To do —
Exactly as written, print each record in the listing.

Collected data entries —
━━━
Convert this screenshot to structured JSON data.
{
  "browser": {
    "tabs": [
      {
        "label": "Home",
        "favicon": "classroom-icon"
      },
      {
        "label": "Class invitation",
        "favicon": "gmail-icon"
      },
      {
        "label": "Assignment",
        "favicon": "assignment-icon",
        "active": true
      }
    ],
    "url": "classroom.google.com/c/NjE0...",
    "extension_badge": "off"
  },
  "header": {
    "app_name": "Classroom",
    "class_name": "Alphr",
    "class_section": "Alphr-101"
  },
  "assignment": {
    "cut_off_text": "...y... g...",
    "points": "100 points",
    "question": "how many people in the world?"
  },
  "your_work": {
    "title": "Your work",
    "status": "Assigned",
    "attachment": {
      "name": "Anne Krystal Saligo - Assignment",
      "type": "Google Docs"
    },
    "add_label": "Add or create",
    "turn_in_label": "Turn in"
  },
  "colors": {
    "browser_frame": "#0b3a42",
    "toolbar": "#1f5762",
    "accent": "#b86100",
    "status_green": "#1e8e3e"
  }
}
━━━
Result of the task —
Convert this screenshot to structured JSON data.
{
  "browser": {
    "tabs": [
      {
        "label": "Home",
        "favicon": "classroom-icon"
      },
      {
        "label": "Class invitation",
        "favicon": "gmail-icon"
      },
      {
        "label": "Assignment",
        "favicon": "assignment-icon",
        "active": true
      }
    ],
    "url": "classroom.google.com/c/NjE0...",
    "extension_badge": "off"
  },
  "header": {
    "app_name": "Classroom",
    "class_name": "Alphr",
    "class_section": "Alphr-101"
  },
  "assignment": {
    "cut_off_text": "...y... g...",
    "points": "100 points",
    "question": "how many people in the world?"
  },
  "your_work": {
    "title": "Your work",
    "status": "Assigned",
    "attachment": {
      "name": "Anne Krystal Saligo - Assignment",
      "type": "Google Docs"
    },
    "add_label": "Add or create",
    "turn_in_label": "Turn in"
  },
  "colors": {
    "browser_frame": "#0b3a42",
    "toolbar": "#1f5762",
    "accent": "#b86100",
    "status_green": "#1e8e3e"
  }
}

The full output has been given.